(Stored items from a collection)
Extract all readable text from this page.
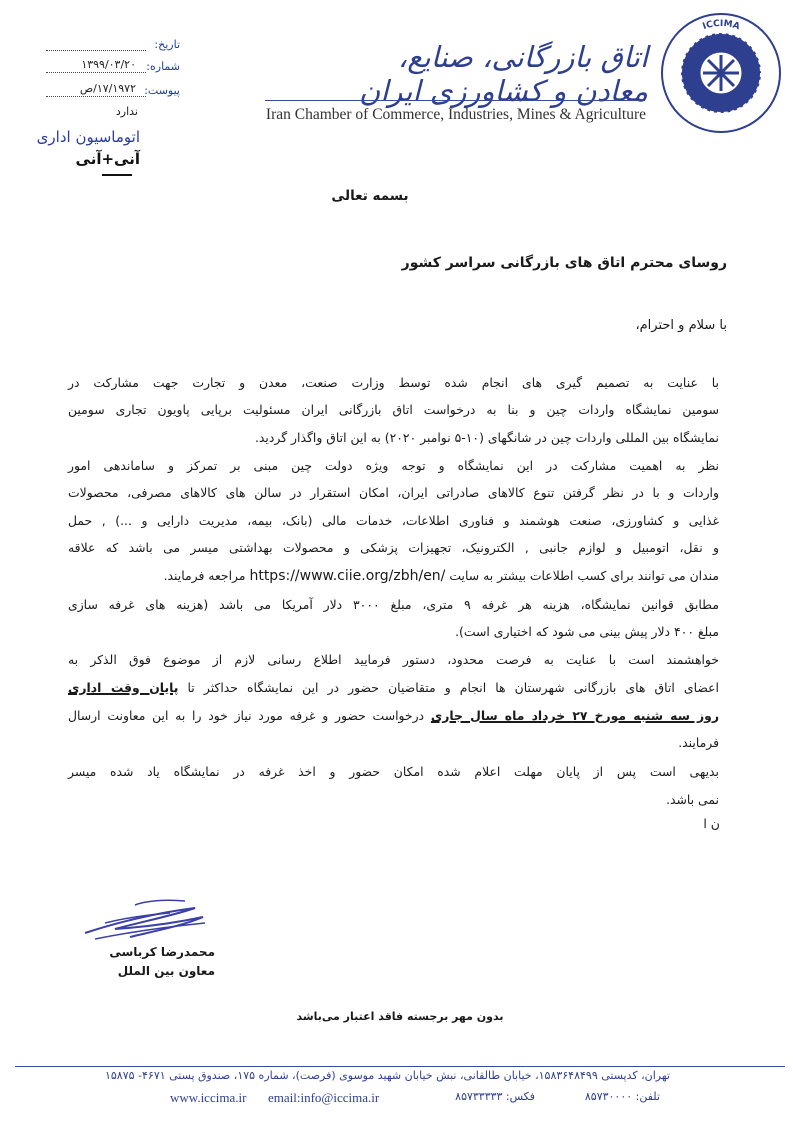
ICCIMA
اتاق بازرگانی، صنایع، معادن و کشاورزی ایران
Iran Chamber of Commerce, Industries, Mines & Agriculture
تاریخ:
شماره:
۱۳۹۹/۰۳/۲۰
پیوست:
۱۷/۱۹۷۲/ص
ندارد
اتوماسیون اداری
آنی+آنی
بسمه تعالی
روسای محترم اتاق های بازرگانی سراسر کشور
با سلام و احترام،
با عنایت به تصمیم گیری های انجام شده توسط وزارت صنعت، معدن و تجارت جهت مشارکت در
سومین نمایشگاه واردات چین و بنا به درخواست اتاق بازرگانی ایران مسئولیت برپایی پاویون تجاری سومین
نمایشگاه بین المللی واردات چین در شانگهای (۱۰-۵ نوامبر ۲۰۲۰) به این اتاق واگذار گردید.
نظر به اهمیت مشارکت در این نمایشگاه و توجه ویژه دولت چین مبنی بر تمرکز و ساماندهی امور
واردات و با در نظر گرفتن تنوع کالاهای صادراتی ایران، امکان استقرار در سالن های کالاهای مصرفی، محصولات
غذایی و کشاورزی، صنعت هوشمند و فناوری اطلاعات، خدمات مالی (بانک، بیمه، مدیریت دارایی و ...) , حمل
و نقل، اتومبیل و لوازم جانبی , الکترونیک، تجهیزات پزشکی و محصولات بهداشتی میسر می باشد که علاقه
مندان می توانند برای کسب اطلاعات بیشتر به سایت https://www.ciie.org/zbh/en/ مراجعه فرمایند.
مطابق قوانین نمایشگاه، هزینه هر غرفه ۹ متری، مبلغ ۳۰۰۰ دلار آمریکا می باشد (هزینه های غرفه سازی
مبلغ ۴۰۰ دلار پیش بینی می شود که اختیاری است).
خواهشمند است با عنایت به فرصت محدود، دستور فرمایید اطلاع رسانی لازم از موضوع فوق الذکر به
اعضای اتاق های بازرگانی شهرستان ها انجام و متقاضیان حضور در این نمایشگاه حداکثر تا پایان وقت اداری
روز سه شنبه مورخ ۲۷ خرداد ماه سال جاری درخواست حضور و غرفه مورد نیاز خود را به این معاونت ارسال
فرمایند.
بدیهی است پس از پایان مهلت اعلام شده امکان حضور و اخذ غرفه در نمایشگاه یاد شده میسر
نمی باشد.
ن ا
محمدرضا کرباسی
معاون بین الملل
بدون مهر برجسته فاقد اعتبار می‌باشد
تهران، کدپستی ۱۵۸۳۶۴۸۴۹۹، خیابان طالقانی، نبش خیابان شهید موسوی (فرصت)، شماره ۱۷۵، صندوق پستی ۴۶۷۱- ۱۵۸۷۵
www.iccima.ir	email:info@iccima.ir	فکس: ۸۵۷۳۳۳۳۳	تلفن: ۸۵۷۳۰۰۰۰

--

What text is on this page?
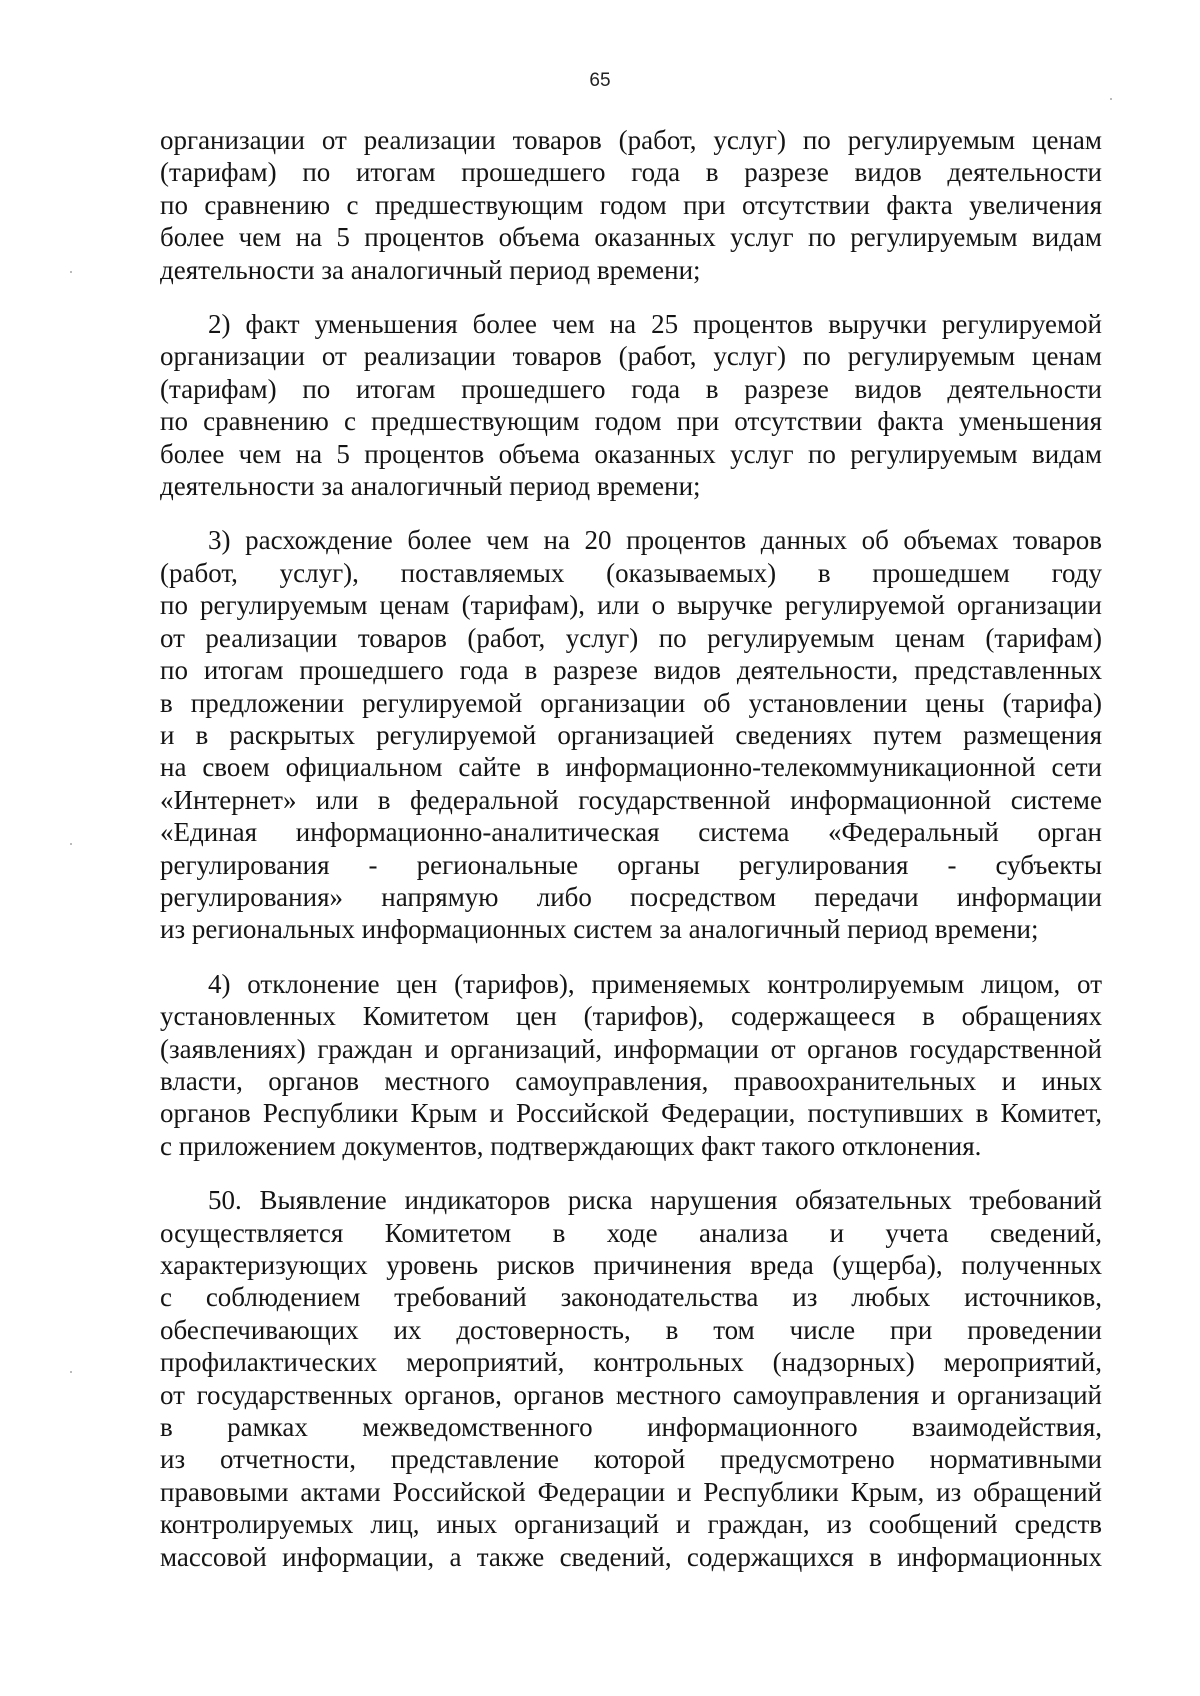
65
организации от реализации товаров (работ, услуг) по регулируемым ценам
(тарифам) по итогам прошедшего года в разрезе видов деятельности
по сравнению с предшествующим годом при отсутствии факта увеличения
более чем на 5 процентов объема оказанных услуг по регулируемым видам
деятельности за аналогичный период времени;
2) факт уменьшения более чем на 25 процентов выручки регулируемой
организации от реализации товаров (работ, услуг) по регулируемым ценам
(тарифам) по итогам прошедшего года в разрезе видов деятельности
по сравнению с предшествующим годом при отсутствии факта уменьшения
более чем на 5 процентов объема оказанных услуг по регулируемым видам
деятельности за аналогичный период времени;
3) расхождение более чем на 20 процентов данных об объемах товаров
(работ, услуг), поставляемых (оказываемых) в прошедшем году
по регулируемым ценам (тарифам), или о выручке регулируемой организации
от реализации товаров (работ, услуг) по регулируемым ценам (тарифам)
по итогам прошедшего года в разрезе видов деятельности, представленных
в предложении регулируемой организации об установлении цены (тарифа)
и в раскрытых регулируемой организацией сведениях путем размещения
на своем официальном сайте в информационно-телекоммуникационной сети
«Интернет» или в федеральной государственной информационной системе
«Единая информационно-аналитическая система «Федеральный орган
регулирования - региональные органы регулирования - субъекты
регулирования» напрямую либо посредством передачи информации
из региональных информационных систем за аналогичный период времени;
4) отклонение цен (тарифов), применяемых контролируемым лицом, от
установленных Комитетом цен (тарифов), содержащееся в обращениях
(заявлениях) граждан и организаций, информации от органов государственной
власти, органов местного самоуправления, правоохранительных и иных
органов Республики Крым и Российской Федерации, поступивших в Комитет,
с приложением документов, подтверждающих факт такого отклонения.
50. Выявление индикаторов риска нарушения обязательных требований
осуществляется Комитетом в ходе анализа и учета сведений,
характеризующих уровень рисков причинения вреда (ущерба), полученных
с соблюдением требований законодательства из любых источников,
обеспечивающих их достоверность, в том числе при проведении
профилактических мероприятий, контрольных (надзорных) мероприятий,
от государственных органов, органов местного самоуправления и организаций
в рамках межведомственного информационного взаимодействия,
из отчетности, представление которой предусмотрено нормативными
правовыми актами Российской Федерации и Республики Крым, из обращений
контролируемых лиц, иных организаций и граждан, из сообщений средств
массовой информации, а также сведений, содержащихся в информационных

--

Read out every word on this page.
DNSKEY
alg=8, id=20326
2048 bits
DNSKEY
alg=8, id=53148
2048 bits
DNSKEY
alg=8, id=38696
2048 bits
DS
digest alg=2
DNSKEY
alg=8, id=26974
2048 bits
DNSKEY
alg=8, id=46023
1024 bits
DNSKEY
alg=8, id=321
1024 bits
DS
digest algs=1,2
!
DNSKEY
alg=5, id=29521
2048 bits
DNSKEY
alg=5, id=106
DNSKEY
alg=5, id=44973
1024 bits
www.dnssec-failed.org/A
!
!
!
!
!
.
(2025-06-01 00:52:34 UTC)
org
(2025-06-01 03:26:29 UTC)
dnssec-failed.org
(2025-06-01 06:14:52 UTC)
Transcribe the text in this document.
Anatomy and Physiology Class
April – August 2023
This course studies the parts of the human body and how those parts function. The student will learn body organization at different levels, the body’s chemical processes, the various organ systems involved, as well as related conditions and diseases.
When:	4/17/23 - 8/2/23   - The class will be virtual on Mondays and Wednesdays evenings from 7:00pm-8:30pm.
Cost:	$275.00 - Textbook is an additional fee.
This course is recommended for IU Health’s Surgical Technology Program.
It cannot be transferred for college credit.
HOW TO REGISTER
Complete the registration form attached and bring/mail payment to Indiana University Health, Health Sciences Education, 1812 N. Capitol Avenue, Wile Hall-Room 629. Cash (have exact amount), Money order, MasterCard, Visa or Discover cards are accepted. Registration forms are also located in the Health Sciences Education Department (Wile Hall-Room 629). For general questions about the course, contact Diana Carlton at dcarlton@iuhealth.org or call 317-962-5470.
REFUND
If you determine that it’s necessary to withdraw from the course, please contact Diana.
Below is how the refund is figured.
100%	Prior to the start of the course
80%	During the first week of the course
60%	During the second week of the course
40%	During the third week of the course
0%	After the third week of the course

* **Given instruction**:
Isolate the lines that hold the word "week" and copy all of them.

* **Completed exercise**:
80%	During the first week of the course
60%	During the second week of the course
40%	During the third week of the course
0%	After the third week of the course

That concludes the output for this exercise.